- [TASK PROMPT]
Determine how many lines in these records hold "title". Only the number is wanted.
[Start of MATERIAL PROVIDED]
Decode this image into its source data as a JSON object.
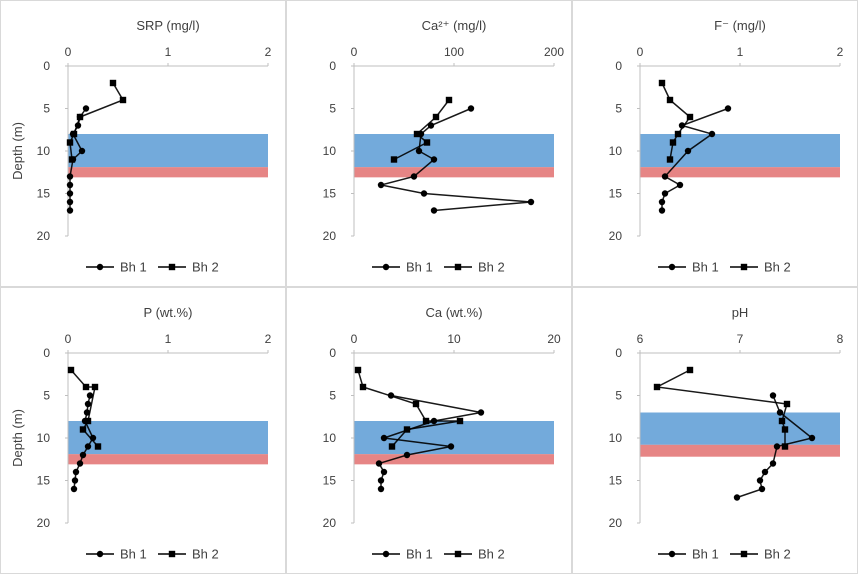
{
  "chart_data": [
    {
      "type": "line",
      "title": "SRP (mg/l)",
      "ylabel": "Depth (m)",
      "xlim": [
        0,
        2
      ],
      "x_ticks": [
        0,
        1,
        2
      ],
      "x_tick_labels": [
        "0",
        "1",
        "2"
      ],
      "ylim": [
        0,
        20
      ],
      "y_ticks": [
        0,
        5,
        10,
        15,
        20
      ],
      "y_tick_labels": [
        "0",
        "5",
        "10",
        "15",
        "20"
      ],
      "bands": [
        {
          "from": 8,
          "to": 11.9,
          "color": "#5b9bd5"
        },
        {
          "from": 11.9,
          "to": 13.1,
          "color": "#e06666"
        }
      ],
      "series": [
        {
          "name": "Bh 1",
          "marker": "circle",
          "points": [
            [
              0.18,
              5
            ],
            [
              0.12,
              6
            ],
            [
              0.1,
              7
            ],
            [
              0.05,
              8
            ],
            [
              0.14,
              10
            ],
            [
              0.05,
              11
            ],
            [
              0.02,
              13
            ],
            [
              0.02,
              14
            ],
            [
              0.02,
              15
            ],
            [
              0.02,
              16
            ],
            [
              0.02,
              17
            ]
          ]
        },
        {
          "name": "Bh 2",
          "marker": "square",
          "points": [
            [
              0.45,
              2
            ],
            [
              0.55,
              4
            ],
            [
              0.12,
              6
            ],
            [
              0.06,
              8
            ],
            [
              0.02,
              9
            ],
            [
              0.04,
              11
            ]
          ]
        }
      ],
      "legend": [
        "Bh 1",
        "Bh 2"
      ]
    },
    {
      "type": "line",
      "title": "Ca²⁺ (mg/l)",
      "ylabel": "",
      "xlim": [
        0,
        200
      ],
      "x_ticks": [
        0,
        100,
        200
      ],
      "x_tick_labels": [
        "0",
        "100",
        "200"
      ],
      "ylim": [
        0,
        20
      ],
      "y_ticks": [
        0,
        5,
        10,
        15,
        20
      ],
      "y_tick_labels": [
        "0",
        "5",
        "10",
        "15",
        "20"
      ],
      "bands": [
        {
          "from": 8,
          "to": 11.9,
          "color": "#5b9bd5"
        },
        {
          "from": 11.9,
          "to": 13.1,
          "color": "#e06666"
        }
      ],
      "series": [
        {
          "name": "Bh 1",
          "marker": "circle",
          "points": [
            [
              117,
              5
            ],
            [
              77,
              7
            ],
            [
              67,
              8
            ],
            [
              65,
              10
            ],
            [
              80,
              11
            ],
            [
              60,
              13
            ],
            [
              27,
              14
            ],
            [
              70,
              15
            ],
            [
              177,
              16
            ],
            [
              80,
              17
            ]
          ]
        },
        {
          "name": "Bh 2",
          "marker": "square",
          "points": [
            [
              95,
              4
            ],
            [
              82,
              6
            ],
            [
              63,
              8
            ],
            [
              73,
              9
            ],
            [
              40,
              11
            ]
          ]
        }
      ],
      "legend": [
        "Bh 1",
        "Bh 2"
      ]
    },
    {
      "type": "line",
      "title": "F⁻ (mg/l)",
      "ylabel": "",
      "xlim": [
        0,
        2
      ],
      "x_ticks": [
        0,
        1,
        2
      ],
      "x_tick_labels": [
        "0",
        "1",
        "2"
      ],
      "ylim": [
        0,
        20
      ],
      "y_ticks": [
        0,
        5,
        10,
        15,
        20
      ],
      "y_tick_labels": [
        "0",
        "5",
        "10",
        "15",
        "20"
      ],
      "bands": [
        {
          "from": 8,
          "to": 11.9,
          "color": "#5b9bd5"
        },
        {
          "from": 11.9,
          "to": 13.1,
          "color": "#e06666"
        }
      ],
      "series": [
        {
          "name": "Bh 1",
          "marker": "circle",
          "points": [
            [
              0.88,
              5
            ],
            [
              0.42,
              7
            ],
            [
              0.72,
              8
            ],
            [
              0.48,
              10
            ],
            [
              0.25,
              13
            ],
            [
              0.4,
              14
            ],
            [
              0.25,
              15
            ],
            [
              0.22,
              16
            ],
            [
              0.22,
              17
            ]
          ]
        },
        {
          "name": "Bh 2",
          "marker": "square",
          "points": [
            [
              0.22,
              2
            ],
            [
              0.3,
              4
            ],
            [
              0.5,
              6
            ],
            [
              0.38,
              8
            ],
            [
              0.33,
              9
            ],
            [
              0.3,
              11
            ]
          ]
        }
      ],
      "legend": [
        "Bh 1",
        "Bh 2"
      ]
    },
    {
      "type": "line",
      "title": "P (wt.%)",
      "ylabel": "Depth (m)",
      "xlim": [
        0,
        2
      ],
      "x_ticks": [
        0,
        1,
        2
      ],
      "x_tick_labels": [
        "0",
        "1",
        "2"
      ],
      "ylim": [
        0,
        20
      ],
      "y_ticks": [
        0,
        5,
        10,
        15,
        20
      ],
      "y_tick_labels": [
        "0",
        "5",
        "10",
        "15",
        "20"
      ],
      "bands": [
        {
          "from": 8,
          "to": 11.9,
          "color": "#5b9bd5"
        },
        {
          "from": 11.9,
          "to": 13.1,
          "color": "#e06666"
        }
      ],
      "series": [
        {
          "name": "Bh 1",
          "marker": "circle",
          "points": [
            [
              0.22,
              5
            ],
            [
              0.2,
              6
            ],
            [
              0.19,
              7
            ],
            [
              0.17,
              8
            ],
            [
              0.25,
              10
            ],
            [
              0.2,
              11
            ],
            [
              0.15,
              12
            ],
            [
              0.12,
              13
            ],
            [
              0.08,
              14
            ],
            [
              0.07,
              15
            ],
            [
              0.06,
              16
            ]
          ]
        },
        {
          "name": "Bh 2",
          "marker": "square",
          "points": [
            [
              0.03,
              2
            ],
            [
              0.18,
              4
            ],
            [
              0.27,
              4
            ],
            [
              0.2,
              8
            ],
            [
              0.15,
              9
            ],
            [
              0.3,
              11
            ]
          ]
        }
      ],
      "legend": [
        "Bh 1",
        "Bh 2"
      ]
    },
    {
      "type": "line",
      "title": "Ca (wt.%)",
      "ylabel": "",
      "xlim": [
        0,
        20
      ],
      "x_ticks": [
        0,
        10,
        20
      ],
      "x_tick_labels": [
        "0",
        "10",
        "20"
      ],
      "ylim": [
        0,
        20
      ],
      "y_ticks": [
        0,
        5,
        10,
        15,
        20
      ],
      "y_tick_labels": [
        "0",
        "5",
        "10",
        "15",
        "20"
      ],
      "bands": [
        {
          "from": 8,
          "to": 11.9,
          "color": "#5b9bd5"
        },
        {
          "from": 11.9,
          "to": 13.1,
          "color": "#e06666"
        }
      ],
      "series": [
        {
          "name": "Bh 1",
          "marker": "circle",
          "points": [
            [
              3.7,
              5
            ],
            [
              12.7,
              7
            ],
            [
              8,
              8
            ],
            [
              3,
              10
            ],
            [
              9.7,
              11
            ],
            [
              5.3,
              12
            ],
            [
              2.5,
              13
            ],
            [
              3,
              14
            ],
            [
              2.7,
              15
            ],
            [
              2.7,
              16
            ]
          ]
        },
        {
          "name": "Bh 2",
          "marker": "square",
          "points": [
            [
              0.4,
              2
            ],
            [
              0.9,
              4
            ],
            [
              6.2,
              6
            ],
            [
              7.2,
              8
            ],
            [
              10.6,
              8
            ],
            [
              5.3,
              9
            ],
            [
              3.8,
              11
            ]
          ]
        }
      ],
      "legend": [
        "Bh 1",
        "Bh 2"
      ]
    },
    {
      "type": "line",
      "title": "pH",
      "ylabel": "",
      "xlim": [
        6,
        8
      ],
      "x_ticks": [
        6,
        7,
        8
      ],
      "x_tick_labels": [
        "6",
        "7",
        "8"
      ],
      "ylim": [
        0,
        20
      ],
      "y_ticks": [
        0,
        5,
        10,
        15,
        20
      ],
      "y_tick_labels": [
        "0",
        "5",
        "10",
        "15",
        "20"
      ],
      "bands": [
        {
          "from": 7,
          "to": 10.8,
          "color": "#5b9bd5"
        },
        {
          "from": 10.8,
          "to": 12.2,
          "color": "#e06666"
        }
      ],
      "series": [
        {
          "name": "Bh 1",
          "marker": "circle",
          "points": [
            [
              7.33,
              5
            ],
            [
              7.4,
              7
            ],
            [
              7.72,
              10
            ],
            [
              7.37,
              11
            ],
            [
              7.33,
              13
            ],
            [
              7.25,
              14
            ],
            [
              7.2,
              15
            ],
            [
              7.22,
              16
            ],
            [
              6.97,
              17
            ]
          ]
        },
        {
          "name": "Bh 2",
          "marker": "square",
          "points": [
            [
              6.5,
              2
            ],
            [
              6.17,
              4
            ],
            [
              7.47,
              6
            ],
            [
              7.42,
              8
            ],
            [
              7.45,
              9
            ],
            [
              7.45,
              11
            ]
          ]
        }
      ],
      "legend": [
        "Bh 1",
        "Bh 2"
      ]
    }
  ]
}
[End of MATERIAL PROVIDED]
- [ANSWER]
6